>> START

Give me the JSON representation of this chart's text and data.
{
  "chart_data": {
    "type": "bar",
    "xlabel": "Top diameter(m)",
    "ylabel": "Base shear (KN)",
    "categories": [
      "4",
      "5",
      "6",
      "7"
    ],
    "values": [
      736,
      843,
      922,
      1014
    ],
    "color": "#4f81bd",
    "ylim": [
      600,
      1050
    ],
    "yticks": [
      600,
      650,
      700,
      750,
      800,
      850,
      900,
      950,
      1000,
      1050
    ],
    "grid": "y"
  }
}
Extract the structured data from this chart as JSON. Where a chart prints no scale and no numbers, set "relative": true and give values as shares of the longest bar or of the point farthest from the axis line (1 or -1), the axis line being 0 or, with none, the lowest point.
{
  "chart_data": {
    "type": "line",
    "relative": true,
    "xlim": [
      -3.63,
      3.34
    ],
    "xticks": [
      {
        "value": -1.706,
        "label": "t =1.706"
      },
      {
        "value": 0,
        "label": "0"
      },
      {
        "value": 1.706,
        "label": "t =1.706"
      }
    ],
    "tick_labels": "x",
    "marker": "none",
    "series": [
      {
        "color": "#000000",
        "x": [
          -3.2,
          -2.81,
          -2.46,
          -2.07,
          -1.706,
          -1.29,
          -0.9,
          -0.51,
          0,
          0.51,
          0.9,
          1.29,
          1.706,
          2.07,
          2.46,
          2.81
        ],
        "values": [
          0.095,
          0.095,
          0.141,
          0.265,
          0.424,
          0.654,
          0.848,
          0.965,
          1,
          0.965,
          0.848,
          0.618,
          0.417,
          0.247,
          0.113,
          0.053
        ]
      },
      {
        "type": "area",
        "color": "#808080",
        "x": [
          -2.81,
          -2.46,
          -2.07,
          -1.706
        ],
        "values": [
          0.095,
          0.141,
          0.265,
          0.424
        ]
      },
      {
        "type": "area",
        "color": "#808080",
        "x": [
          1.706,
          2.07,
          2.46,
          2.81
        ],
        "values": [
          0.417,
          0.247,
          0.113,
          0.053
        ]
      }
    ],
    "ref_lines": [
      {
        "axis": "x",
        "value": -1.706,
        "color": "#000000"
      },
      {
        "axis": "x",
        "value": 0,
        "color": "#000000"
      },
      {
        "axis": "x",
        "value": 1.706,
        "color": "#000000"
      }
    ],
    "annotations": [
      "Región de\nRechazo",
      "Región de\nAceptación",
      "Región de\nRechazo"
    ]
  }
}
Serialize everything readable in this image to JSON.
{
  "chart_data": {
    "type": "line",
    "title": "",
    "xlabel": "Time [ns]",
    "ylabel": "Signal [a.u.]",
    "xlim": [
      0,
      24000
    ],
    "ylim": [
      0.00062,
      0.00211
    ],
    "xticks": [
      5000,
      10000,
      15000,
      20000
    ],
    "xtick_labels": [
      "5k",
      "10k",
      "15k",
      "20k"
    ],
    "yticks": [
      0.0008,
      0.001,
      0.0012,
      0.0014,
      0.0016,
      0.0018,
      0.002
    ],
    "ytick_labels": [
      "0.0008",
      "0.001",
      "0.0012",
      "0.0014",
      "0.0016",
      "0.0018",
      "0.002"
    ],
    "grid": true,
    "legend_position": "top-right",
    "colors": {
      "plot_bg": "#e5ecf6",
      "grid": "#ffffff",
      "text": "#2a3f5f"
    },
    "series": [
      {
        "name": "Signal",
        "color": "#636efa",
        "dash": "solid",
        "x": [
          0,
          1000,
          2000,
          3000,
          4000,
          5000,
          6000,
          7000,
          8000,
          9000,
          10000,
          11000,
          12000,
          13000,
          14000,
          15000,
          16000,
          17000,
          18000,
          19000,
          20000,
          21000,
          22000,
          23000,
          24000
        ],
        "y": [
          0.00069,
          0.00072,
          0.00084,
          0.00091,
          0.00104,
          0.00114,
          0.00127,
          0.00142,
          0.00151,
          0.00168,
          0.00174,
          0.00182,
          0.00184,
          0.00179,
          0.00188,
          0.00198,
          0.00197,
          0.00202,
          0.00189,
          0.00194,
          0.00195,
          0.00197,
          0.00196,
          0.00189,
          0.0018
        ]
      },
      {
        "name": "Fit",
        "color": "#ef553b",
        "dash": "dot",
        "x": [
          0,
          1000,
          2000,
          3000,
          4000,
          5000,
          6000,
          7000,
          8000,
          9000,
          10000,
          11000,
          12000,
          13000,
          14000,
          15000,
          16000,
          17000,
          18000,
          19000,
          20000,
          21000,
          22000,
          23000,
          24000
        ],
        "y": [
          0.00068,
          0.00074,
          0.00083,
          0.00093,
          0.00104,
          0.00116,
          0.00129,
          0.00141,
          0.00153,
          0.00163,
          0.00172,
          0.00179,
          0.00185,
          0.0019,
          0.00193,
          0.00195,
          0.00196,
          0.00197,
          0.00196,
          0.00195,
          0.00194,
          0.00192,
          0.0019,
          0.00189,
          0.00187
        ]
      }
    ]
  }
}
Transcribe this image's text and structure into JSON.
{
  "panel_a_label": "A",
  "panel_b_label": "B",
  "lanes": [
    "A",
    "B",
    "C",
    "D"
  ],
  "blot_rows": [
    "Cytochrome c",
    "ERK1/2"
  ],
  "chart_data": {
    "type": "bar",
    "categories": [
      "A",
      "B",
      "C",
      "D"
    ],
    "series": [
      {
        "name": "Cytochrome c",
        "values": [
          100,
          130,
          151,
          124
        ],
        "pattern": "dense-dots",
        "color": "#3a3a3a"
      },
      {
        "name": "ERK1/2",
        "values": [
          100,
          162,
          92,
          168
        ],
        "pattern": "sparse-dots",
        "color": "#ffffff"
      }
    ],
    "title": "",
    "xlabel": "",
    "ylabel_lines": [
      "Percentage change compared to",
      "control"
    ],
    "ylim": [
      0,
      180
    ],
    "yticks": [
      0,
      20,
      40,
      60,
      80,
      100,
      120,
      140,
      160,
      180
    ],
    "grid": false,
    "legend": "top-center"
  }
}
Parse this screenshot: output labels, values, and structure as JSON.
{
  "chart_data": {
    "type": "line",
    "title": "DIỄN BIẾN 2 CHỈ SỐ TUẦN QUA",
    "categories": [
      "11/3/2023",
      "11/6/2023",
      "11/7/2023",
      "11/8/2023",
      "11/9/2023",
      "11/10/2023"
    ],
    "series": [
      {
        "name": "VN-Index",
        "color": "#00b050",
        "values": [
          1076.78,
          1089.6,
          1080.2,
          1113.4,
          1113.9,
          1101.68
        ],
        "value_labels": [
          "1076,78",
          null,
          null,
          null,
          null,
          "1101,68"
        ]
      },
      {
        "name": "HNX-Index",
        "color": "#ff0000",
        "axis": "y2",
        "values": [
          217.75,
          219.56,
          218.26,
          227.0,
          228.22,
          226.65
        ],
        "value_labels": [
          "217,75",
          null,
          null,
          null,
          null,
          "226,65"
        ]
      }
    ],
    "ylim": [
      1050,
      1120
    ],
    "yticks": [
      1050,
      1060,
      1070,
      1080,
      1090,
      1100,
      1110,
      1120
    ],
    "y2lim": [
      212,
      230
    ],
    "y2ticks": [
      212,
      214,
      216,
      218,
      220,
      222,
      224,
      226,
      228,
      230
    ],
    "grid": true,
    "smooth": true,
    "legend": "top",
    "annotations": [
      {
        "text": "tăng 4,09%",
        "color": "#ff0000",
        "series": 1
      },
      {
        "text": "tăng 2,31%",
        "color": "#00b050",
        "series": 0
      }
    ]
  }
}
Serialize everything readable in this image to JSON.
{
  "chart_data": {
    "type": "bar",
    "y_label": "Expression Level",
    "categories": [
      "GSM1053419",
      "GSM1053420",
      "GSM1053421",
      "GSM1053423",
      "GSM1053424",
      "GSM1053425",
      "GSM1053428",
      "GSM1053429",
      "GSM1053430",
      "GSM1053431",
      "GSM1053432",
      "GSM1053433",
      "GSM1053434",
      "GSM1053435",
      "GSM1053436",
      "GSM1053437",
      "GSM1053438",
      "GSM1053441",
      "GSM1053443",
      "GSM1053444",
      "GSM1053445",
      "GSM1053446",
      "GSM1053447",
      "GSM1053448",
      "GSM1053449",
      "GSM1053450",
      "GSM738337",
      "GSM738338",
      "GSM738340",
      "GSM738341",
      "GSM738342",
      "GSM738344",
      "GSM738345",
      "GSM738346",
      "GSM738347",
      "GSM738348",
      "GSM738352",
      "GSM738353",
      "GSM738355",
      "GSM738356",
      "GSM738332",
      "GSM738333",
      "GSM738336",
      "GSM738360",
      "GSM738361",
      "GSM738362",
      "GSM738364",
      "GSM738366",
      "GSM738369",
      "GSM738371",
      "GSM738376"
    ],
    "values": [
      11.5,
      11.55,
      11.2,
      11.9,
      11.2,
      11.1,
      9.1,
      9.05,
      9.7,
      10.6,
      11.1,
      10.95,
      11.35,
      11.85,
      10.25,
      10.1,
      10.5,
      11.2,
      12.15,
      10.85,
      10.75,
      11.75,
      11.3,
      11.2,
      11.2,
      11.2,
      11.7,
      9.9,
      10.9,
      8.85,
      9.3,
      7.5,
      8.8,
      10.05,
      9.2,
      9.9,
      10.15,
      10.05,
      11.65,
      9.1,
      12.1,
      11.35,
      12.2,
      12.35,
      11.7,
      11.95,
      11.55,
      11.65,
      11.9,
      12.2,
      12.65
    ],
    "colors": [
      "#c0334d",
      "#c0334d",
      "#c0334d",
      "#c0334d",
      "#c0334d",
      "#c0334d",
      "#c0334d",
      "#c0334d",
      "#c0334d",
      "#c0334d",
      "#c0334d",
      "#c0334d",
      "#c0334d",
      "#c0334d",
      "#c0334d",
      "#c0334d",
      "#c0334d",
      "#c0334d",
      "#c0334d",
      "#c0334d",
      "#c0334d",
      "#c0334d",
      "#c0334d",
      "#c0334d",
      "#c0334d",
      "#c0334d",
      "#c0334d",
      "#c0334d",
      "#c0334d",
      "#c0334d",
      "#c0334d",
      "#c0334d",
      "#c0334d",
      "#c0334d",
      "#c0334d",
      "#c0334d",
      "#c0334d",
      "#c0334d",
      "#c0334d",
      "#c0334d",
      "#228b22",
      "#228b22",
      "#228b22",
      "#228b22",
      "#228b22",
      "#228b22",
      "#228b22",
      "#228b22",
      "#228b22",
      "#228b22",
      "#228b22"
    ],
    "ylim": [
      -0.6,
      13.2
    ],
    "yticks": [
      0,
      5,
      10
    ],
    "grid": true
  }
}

>> END

Brief:
Search the preceding listing for the word "nRechazo" and pull out every line that holds it.

Exercise output:
      "Región de\nRechazo",
      "Región de\nRechazo"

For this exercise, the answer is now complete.